**WORK ITEM:**
Pick up the description of the Change Counts coin counter below and continue it from its final sentence.

**TEXT UNDER STUDY:**

Software apps and online services
Change Counts is a coin counter, but not any regular coin counter. It’s a coin counter that will display information online, so others can also see the dollar value of the coins counted. You may be asking now, why would you want to show people how many coins you’ve counted?
Well, for fundraising, many organizations incorporate penny wars, where teams compete against one another to raise money. In penny wars, each team has their own respective jar, and the point of the game is to achieve the highest score. Each team can increase their score by putting in pennies into their own jar. They can also put nickels, dimes, and quarters into other jars to decrease the other teams' scores. You may be wondering now, why do higher value coins lower a team's score? Well, pennies are worth 1 point, nickels are worth -5 points, dimes are worth -10 points, and quarters are worth -25 points. Therefore, team members should put pennies into their own jar to increase their score, and other coins into opponents' jars to decrease their score. This method of raising money is incredibly effective, as it is a fun game that allows teams to compete against one another.
However, from these penny wars there are two main issues. One is that much momentum is lost because the teams do not know how much each team has until the end of the donation period, so people won't know which jar to put the other coins into. This inevitably prevents people from donating as much as they potentially would if they knew the scores. Additionally, counting hundreds and thousands of coins is tedious and can take days after the donation period has ended to figure out who has won. The Change Counts IoT Coin Counter will eliminate that problem! Not only will all the coins be counted right away, but teams can also go online and see how much they need to beat the opposing team, which could potentially lead them to donate more.
There are three main parts of the IoT coin counter. They consist of the product design, user interface, and the coin profiling system. Each of the components have their own unique subsystems that function separately either as a physical or program enhancement.
The product design consists of the front plate, and the overall design of the coin counter. The front plate resembles the Taj Mahal and derives from our team name, Team TAJ, which stands for Tiffani, Ali, and Jeremy. This plate adds aesthetic value to the final product. Additionally, the lid of the box is connected with hinges, allowing easy access to the electronic components within the box. Next, there is the acrylic window on the side. This was initially going to be used to see coins fall down a ramp and exit the coin counter. However, we no longer decided to use the LDC1000 inductance to digital converter. Because it was replaced with the coin acceptor, it allows people to see what the opposite side of the coin acceptor looks like. Finally, the large size of the box allows the components to be easily handled within the box.

**RAW DATA:**
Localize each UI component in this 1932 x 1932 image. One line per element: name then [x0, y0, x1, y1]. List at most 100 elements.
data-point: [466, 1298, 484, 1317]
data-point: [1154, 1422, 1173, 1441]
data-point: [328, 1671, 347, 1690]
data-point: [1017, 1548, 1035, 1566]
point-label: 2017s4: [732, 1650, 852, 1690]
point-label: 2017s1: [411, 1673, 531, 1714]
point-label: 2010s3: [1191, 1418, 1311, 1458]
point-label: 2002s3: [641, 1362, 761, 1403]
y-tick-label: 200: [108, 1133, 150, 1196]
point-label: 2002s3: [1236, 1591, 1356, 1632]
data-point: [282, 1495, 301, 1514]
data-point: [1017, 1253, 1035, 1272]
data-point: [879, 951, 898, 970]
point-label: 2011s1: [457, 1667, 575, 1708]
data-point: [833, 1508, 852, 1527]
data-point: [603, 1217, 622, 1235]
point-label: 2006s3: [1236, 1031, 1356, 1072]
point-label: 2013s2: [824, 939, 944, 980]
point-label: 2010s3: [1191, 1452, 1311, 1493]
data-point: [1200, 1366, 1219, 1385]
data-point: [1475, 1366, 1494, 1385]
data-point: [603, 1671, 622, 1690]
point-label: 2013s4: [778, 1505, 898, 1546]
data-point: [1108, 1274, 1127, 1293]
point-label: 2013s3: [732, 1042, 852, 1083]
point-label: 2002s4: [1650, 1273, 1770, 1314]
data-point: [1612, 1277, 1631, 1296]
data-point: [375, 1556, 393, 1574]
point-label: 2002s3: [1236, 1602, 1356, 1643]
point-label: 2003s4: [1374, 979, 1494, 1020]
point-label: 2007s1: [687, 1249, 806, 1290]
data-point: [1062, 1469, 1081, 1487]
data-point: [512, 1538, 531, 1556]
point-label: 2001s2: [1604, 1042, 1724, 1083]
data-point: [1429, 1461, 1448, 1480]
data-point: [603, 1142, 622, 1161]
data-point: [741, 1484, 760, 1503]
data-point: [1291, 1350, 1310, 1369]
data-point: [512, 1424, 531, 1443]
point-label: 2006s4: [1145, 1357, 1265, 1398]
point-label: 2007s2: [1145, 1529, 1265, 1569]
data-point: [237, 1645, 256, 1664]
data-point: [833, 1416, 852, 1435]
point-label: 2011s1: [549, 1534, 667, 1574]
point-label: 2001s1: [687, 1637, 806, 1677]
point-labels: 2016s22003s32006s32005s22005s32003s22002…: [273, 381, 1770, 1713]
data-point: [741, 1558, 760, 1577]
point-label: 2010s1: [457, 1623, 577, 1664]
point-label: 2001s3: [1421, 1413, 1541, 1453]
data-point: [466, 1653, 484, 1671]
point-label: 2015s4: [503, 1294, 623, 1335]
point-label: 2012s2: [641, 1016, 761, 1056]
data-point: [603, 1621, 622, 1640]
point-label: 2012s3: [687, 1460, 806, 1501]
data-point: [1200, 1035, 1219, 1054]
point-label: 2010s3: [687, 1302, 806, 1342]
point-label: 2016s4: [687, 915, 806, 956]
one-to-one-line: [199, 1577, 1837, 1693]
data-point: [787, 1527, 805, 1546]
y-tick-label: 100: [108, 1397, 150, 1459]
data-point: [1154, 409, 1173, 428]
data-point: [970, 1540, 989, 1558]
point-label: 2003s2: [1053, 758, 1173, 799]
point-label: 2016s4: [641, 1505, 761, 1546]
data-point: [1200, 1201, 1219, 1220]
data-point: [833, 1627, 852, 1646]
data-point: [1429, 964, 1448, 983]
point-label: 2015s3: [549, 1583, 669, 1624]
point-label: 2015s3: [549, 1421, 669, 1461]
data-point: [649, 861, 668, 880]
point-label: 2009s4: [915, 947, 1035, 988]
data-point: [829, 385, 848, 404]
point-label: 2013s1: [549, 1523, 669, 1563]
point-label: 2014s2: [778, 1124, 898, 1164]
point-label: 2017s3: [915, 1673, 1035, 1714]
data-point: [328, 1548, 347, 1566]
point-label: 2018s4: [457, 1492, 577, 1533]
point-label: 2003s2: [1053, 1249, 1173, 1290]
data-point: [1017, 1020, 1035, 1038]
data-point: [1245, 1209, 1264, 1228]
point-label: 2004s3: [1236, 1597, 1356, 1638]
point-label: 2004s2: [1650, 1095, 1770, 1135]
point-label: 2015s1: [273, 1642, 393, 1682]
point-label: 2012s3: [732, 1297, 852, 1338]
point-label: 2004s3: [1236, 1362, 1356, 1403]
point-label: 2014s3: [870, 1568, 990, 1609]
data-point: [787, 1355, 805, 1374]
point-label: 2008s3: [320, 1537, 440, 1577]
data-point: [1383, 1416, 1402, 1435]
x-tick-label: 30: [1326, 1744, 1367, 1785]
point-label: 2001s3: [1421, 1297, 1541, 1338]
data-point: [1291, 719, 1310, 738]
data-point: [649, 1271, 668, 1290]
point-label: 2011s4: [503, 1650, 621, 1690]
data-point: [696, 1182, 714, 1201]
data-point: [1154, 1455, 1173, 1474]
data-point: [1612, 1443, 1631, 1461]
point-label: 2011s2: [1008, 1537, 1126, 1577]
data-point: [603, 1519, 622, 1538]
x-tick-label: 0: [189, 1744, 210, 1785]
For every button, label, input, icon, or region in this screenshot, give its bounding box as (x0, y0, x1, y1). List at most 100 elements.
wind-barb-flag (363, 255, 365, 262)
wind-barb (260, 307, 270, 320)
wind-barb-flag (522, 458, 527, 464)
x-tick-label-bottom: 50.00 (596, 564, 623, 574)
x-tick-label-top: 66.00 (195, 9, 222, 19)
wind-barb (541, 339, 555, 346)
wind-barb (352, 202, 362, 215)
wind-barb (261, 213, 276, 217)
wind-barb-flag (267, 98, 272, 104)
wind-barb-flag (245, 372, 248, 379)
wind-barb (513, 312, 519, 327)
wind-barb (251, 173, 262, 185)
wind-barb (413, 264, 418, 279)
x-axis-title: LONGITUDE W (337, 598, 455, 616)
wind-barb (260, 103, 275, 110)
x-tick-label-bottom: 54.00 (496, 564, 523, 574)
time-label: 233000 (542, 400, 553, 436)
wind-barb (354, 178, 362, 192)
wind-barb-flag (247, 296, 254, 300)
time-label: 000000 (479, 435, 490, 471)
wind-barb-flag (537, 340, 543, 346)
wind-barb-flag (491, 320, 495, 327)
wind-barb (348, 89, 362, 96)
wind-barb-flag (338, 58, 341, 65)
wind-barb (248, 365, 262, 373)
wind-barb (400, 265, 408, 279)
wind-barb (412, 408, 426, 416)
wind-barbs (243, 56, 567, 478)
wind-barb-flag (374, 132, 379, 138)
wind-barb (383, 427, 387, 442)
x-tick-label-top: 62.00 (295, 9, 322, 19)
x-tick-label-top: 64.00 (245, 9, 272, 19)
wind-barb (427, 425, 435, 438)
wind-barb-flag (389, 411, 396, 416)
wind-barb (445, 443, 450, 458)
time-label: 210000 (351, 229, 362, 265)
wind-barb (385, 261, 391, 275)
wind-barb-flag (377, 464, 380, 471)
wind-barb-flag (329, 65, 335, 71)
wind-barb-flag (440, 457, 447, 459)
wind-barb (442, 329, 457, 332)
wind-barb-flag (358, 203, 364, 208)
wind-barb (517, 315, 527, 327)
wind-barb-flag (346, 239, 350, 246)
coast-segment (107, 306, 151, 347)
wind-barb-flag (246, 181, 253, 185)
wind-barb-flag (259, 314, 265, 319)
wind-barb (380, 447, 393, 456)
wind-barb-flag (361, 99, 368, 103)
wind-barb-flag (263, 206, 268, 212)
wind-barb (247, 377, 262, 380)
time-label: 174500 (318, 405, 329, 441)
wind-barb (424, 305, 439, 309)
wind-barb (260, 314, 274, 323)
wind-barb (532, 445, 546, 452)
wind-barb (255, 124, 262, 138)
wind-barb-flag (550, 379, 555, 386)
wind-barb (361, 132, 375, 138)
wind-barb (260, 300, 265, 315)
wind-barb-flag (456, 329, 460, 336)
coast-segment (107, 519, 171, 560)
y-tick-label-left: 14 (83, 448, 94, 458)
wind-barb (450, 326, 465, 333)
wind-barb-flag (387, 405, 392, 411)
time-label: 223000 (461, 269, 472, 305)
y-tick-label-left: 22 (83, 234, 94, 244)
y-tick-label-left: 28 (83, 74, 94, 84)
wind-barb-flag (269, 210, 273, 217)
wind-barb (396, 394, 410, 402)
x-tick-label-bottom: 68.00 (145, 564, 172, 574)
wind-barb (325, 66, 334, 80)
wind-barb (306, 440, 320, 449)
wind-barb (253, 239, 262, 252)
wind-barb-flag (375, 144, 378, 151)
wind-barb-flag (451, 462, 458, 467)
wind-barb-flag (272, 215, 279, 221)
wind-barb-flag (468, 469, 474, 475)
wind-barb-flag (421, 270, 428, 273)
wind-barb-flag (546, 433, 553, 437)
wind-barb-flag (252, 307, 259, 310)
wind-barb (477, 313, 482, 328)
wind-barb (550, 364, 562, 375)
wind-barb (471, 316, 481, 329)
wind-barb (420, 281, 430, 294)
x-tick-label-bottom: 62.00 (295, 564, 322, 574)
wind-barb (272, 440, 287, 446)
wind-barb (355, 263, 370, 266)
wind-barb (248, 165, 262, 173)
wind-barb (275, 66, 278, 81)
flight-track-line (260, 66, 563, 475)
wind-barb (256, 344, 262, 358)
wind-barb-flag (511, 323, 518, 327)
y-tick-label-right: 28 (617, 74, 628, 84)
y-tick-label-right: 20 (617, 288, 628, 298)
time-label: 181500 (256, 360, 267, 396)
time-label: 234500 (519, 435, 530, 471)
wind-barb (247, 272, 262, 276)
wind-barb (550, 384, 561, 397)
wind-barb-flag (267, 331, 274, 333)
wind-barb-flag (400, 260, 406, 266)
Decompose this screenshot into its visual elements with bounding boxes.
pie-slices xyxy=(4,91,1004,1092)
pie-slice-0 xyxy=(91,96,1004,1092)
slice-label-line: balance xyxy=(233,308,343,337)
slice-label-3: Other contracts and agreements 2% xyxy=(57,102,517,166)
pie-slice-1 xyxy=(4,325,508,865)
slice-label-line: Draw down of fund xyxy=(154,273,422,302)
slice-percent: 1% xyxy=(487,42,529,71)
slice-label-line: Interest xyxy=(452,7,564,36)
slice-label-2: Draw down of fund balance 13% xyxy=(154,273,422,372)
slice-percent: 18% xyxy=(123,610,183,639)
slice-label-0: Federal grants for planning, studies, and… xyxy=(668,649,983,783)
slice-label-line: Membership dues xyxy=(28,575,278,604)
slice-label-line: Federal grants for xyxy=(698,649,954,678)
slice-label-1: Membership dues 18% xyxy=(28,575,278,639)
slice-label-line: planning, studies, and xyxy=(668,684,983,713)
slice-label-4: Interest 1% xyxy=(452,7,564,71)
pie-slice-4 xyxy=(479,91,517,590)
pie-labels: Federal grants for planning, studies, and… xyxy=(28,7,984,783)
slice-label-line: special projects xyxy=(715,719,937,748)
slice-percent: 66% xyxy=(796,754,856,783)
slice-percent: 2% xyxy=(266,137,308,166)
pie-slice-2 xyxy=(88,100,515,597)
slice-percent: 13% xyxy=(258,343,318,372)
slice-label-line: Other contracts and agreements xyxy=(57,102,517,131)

**REPLY TO THE TASK:**
The user interface consists of the LCD screen on the coin counter box itself, as well as the online dashboard. Both of the displays give information about score and money raised. However, there are many differences. The LCD screen also shows the last coin that was inserted into the coin counter, which is something that the online dashboard does not show. In contrast, the online dashboard gives in depth stats of the overall penny wars event. It displays a graph of which team was winning at what time. It also shows the stats for each team instead of just one specific team. This allows anyone who participates in the donation drive to easily go to the webpage and quickly see an overview of the entire event and how much has been raised.
Coin Profiling System
The coin profiling system consisted of just one part, the coin acceptor. The coin acceptor used in this project was easily programmable from the instructions given. However, it was not that easy because we also had to send the data to the MSP430F5529 LaunchPad. After one of the four coins were discerned, it would send a number of pulses to the LaunchPad. If a penny was inserted, one pulse would be sent. If a nickel was inserted, two pulses would be sent. If a dime was inserted, three pulses would be sent. Finally, if a quarter was inserted, four pulses would be sent. These pulses were not grouped when they were sent, so if a quarter was inserted, the LaunchPad would receive the pulses individually, which would cause the system to discern every coin as a penny. This is why we had to group the pulses with a timer to ensure that the coin was being interpreted by the system properly. Additionally, if a foreign coin that was not profiled was inserted, the coin acceptor would return the coin and send 0 pulses to the LaunchPad.
Throughout the project, we had many issues that we had to solve. One of the biggest issues we were dealing with was the LDC1000 inductance to digital converter. This is a fairly new product from Texas Instruments, and we were determined to use it to profile the coins instead of the coin acceptor, but because there was little information available for incorporating it into our specific setup and our unfamiliarity with the Code Composer Studio, we decided to switch.
Another issue was powering the entire system because the coin acceptor runs on 12 volts, while the LaunchPad runs at 5 volts, so connecting a 12 volt adapter to power both was not a proper solution. This is where we had to incorporate the LM7805 voltage regulater that steps the 12 volts down to 5 volts. To connect the entire system, we ran the circuit in parallel, attatching the LM7805 to the LaunchPad portion.